| Data entries |
::::

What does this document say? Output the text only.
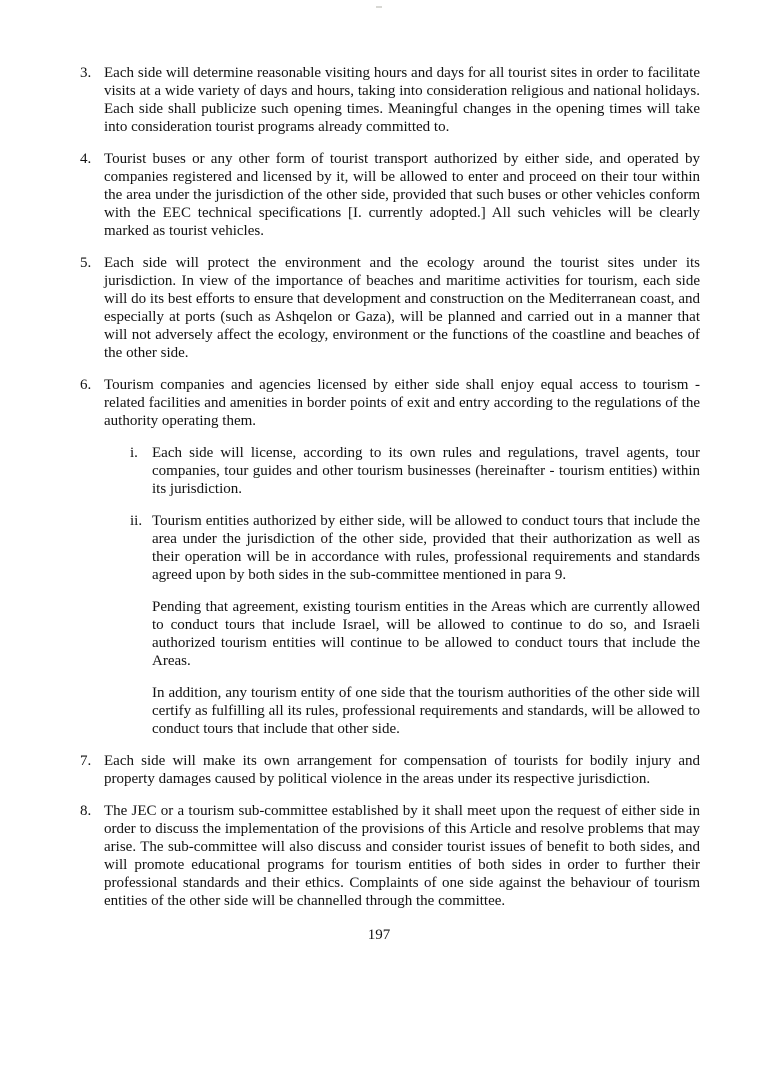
3. Each side will determine reasonable visiting hours and days for all tourist sites in order to facilitate visits at a wide variety of days and hours, taking into consideration religious and national holidays. Each side shall publicize such opening times. Meaningful changes in the opening times will take into consideration tourist programs already committed to.

4. Tourist buses or any other form of tourist transport authorized by either side, and operated by companies registered and licensed by it, will be allowed to enter and proceed on their tour within the area under the jurisdiction of the other side, provided that such buses or other vehicles conform with the EEC technical specifications [I. currently adopted.] All such vehicles will be clearly marked as tourist vehicles.

5. Each side will protect the environment and the ecology around the tourist sites under its jurisdiction. In view of the importance of beaches and maritime activities for tourism, each side will do its best efforts to ensure that development and construction on the Mediterranean coast, and especially at ports (such as Ashqelon or Gaza), will be planned and carried out in a manner that will not adversely affect the ecology, environment or the functions of the coastline and beaches of the other side.

6. Tourism companies and agencies licensed by either side shall enjoy equal access to tourism - related facilities and amenities in border points of exit and entry according to the regulations of the authority operating them.

i. Each side will license, according to its own rules and regulations, travel agents, tour companies, tour guides and other tourism businesses (hereinafter - tourism entities) within its jurisdiction.

ii. Tourism entities authorized by either side, will be allowed to conduct tours that include the area under the jurisdiction of the other side, provided that their authorization as well as their operation will be in accordance with rules, professional requirements and standards agreed upon by both sides in the sub-committee mentioned in para 9.

Pending that agreement, existing tourism entities in the Areas which are currently allowed to conduct tours that include Israel, will be allowed to continue to do so, and Israeli authorized tourism entities will continue to be allowed to conduct tours that include the Areas.

In addition, any tourism entity of one side that the tourism authorities of the other side will certify as fulfilling all its rules, professional requirements and standards, will be allowed to conduct tours that include that other side.

7. Each side will make its own arrangement for compensation of tourists for bodily injury and property damages caused by political violence in the areas under its respective jurisdiction.

8. The JEC or a tourism sub-committee established by it shall meet upon the request of either side in order to discuss the implementation of the provisions of this Article and resolve problems that may arise. The sub-committee will also discuss and consider tourist issues of benefit to both sides, and will promote educational programs for tourism entities of both sides in order to further their professional standards and their ethics. Complaints of one side against the behaviour of tourism entities of the other side will be channelled through the committee.

197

::::

Show every line above in which the word "include" occurs.

ii. Tourism entities authorized by either side, will be allowed to conduct tours that include the area under the jurisdiction of the other side, provided that their authorization as well as their operation will be in accordance with rules, professional requirements and standards agreed upon by both sides in the sub-committee mentioned in para 9.
Pending that agreement, existing tourism entities in the Areas which are currently allowed to conduct tours that include Israel, will be allowed to continue to do so, and Israeli authorized tourism entities will continue to be allowed to conduct tours that include the Areas.
In addition, any tourism entity of one side that the tourism authorities of the other side will certify as fulfilling all its rules, professional requirements and standards, will be allowed to conduct tours that include that other side.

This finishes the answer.